═════ DATASET EXTRACT
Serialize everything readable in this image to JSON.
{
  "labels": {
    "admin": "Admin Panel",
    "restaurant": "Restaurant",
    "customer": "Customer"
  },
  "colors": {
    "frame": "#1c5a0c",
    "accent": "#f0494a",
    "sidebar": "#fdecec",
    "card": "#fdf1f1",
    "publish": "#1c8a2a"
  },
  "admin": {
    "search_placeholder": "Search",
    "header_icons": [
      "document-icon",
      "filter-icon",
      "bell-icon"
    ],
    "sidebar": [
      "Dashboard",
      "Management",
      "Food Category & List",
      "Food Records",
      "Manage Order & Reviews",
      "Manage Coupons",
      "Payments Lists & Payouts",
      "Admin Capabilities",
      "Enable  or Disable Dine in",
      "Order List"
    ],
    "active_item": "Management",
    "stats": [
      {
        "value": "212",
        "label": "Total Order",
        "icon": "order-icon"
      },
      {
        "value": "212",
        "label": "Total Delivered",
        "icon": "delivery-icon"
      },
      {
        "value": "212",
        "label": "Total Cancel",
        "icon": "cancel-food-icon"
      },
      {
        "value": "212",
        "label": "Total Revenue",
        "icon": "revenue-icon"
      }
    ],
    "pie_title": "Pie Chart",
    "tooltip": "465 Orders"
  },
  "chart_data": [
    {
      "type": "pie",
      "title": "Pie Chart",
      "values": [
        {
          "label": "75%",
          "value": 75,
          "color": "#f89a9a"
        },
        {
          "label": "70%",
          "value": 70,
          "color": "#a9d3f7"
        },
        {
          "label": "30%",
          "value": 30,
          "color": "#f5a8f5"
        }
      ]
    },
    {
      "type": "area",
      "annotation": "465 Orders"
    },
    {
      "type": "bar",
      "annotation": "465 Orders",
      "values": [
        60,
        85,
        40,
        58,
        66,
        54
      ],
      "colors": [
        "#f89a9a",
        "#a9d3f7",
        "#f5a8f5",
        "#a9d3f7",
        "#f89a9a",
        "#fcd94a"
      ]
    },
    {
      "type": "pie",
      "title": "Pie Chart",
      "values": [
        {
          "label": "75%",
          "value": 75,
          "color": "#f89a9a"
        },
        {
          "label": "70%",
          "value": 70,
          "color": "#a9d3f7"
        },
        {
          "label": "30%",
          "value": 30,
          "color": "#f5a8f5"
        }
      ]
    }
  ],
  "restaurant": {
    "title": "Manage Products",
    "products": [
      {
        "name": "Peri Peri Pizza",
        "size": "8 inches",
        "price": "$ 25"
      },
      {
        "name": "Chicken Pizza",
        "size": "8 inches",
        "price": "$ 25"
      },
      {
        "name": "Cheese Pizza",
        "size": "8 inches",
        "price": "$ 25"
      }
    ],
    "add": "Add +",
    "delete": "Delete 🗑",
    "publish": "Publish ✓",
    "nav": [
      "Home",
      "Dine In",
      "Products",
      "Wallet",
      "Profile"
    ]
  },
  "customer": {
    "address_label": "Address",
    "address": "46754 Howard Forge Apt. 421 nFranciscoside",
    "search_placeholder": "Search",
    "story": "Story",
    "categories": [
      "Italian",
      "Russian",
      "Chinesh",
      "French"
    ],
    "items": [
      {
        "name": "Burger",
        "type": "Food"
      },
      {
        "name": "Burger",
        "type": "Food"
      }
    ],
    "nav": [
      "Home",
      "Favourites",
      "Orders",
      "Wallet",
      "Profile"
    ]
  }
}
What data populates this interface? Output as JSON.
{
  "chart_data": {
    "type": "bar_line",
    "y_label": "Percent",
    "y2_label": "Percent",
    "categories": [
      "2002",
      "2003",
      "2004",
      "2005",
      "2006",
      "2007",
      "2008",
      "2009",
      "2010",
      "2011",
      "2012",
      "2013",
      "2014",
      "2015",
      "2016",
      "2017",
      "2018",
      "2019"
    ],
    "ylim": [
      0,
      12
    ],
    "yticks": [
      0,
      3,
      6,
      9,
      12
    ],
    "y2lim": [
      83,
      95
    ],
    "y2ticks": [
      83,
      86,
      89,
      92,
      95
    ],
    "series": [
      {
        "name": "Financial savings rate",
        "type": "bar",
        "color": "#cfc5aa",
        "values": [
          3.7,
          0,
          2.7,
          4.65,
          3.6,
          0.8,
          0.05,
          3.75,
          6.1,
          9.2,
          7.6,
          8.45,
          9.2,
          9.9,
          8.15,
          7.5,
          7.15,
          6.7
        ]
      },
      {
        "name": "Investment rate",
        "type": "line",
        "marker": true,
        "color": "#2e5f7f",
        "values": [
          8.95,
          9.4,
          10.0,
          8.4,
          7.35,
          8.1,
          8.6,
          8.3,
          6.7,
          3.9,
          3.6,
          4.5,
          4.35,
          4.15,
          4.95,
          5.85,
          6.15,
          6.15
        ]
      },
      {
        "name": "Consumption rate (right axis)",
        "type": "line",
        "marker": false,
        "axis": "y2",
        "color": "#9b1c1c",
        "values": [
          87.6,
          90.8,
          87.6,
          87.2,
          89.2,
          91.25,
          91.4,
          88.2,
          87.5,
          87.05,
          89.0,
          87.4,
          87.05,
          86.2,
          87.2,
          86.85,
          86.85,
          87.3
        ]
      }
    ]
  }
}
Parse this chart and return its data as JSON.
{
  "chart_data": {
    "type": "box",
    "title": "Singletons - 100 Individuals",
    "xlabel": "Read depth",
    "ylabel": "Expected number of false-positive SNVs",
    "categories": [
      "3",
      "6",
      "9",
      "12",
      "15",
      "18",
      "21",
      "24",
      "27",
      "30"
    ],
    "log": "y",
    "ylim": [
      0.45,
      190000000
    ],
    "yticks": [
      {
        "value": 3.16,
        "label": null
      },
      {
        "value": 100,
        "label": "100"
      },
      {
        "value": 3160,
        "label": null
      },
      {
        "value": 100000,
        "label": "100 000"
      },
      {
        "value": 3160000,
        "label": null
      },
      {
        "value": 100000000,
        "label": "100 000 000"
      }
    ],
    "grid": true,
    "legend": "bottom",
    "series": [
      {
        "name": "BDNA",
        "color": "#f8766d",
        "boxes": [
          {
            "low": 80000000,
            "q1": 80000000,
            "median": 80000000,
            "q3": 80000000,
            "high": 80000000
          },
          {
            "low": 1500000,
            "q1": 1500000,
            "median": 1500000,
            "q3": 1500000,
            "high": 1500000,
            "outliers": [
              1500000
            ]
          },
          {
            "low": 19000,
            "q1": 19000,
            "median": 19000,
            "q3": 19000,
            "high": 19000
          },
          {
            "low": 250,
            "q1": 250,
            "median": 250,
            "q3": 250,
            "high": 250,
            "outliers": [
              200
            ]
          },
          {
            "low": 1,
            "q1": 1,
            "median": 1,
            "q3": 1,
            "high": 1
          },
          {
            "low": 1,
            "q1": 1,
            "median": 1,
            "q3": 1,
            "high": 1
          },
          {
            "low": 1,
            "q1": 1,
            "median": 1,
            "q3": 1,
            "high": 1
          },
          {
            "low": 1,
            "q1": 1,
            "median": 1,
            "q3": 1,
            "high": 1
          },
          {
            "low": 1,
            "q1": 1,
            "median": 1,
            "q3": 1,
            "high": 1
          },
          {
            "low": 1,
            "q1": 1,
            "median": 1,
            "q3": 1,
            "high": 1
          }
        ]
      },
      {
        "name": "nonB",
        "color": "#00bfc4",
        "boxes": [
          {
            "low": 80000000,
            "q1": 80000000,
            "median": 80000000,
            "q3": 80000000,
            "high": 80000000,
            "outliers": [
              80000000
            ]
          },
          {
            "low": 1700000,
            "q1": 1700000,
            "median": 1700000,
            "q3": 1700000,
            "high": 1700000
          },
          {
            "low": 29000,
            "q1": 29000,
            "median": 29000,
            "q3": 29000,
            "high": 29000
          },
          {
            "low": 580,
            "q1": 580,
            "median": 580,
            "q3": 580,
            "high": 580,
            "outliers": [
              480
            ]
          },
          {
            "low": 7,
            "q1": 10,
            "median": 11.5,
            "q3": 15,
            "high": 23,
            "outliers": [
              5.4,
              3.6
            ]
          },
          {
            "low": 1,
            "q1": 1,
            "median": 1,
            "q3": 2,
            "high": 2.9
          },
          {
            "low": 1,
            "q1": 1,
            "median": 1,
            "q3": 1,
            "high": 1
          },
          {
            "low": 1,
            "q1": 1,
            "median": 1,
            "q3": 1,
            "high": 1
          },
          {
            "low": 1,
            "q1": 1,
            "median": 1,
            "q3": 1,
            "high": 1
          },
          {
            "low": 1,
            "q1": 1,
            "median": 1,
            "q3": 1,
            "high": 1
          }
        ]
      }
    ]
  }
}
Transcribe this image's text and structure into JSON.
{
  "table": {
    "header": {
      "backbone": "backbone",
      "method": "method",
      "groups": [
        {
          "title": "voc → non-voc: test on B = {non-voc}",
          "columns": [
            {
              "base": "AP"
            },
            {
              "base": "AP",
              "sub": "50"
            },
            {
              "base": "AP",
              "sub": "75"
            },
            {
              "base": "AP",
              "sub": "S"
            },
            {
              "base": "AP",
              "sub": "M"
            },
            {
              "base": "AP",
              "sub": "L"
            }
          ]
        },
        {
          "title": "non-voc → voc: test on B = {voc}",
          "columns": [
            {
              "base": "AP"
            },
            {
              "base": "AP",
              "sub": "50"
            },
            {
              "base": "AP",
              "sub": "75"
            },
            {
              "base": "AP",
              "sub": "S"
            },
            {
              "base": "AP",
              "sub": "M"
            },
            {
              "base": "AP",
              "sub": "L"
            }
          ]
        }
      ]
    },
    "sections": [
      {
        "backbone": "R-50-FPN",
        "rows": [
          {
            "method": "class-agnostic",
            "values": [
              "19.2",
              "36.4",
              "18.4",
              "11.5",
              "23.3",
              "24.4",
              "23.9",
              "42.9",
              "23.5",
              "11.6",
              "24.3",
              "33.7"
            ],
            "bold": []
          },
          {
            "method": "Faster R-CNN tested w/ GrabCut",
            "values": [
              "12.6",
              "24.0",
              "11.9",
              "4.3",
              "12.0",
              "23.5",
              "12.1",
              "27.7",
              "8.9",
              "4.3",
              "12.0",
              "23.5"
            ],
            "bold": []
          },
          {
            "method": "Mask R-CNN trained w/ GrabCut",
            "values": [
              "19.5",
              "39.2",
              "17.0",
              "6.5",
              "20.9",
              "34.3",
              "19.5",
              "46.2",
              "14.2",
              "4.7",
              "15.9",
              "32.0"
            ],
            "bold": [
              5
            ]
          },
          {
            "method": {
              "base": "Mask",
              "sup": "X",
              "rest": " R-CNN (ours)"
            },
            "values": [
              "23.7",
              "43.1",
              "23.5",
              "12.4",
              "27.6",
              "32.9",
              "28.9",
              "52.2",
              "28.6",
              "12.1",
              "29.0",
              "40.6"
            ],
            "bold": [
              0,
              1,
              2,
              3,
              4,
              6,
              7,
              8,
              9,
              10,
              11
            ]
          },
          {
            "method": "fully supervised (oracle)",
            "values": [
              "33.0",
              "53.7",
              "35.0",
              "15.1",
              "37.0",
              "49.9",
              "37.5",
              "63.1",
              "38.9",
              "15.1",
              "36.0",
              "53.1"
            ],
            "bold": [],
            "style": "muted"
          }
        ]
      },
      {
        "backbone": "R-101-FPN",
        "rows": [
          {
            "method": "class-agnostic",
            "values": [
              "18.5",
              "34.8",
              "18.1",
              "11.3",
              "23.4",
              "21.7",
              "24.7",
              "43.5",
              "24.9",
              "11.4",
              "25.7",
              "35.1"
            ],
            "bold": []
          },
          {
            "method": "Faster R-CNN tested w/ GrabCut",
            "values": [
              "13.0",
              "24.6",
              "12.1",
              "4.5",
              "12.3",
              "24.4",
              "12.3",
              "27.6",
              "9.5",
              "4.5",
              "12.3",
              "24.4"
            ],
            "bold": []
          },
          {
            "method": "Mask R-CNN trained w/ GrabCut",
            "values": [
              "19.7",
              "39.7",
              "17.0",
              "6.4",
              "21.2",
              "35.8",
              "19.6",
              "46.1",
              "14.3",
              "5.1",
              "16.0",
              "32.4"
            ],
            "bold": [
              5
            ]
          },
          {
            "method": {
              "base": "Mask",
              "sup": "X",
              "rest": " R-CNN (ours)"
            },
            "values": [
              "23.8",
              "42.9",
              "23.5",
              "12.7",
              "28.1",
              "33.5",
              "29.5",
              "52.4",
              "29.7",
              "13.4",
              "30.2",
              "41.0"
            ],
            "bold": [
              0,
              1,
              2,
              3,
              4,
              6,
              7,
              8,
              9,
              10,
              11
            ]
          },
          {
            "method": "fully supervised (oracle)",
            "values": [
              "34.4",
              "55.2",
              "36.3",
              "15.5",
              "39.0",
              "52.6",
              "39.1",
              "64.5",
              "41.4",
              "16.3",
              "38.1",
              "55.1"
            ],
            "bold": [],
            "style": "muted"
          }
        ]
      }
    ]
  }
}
══════════
(GIVEN TASK)
Select and copy every line of the listing with the word "rate".

(ANSWER TO THE EXERCISE)
        "name": "Financial savings rate",
        "name": "Investment rate",
        "name": "Consumption rate (right axis)",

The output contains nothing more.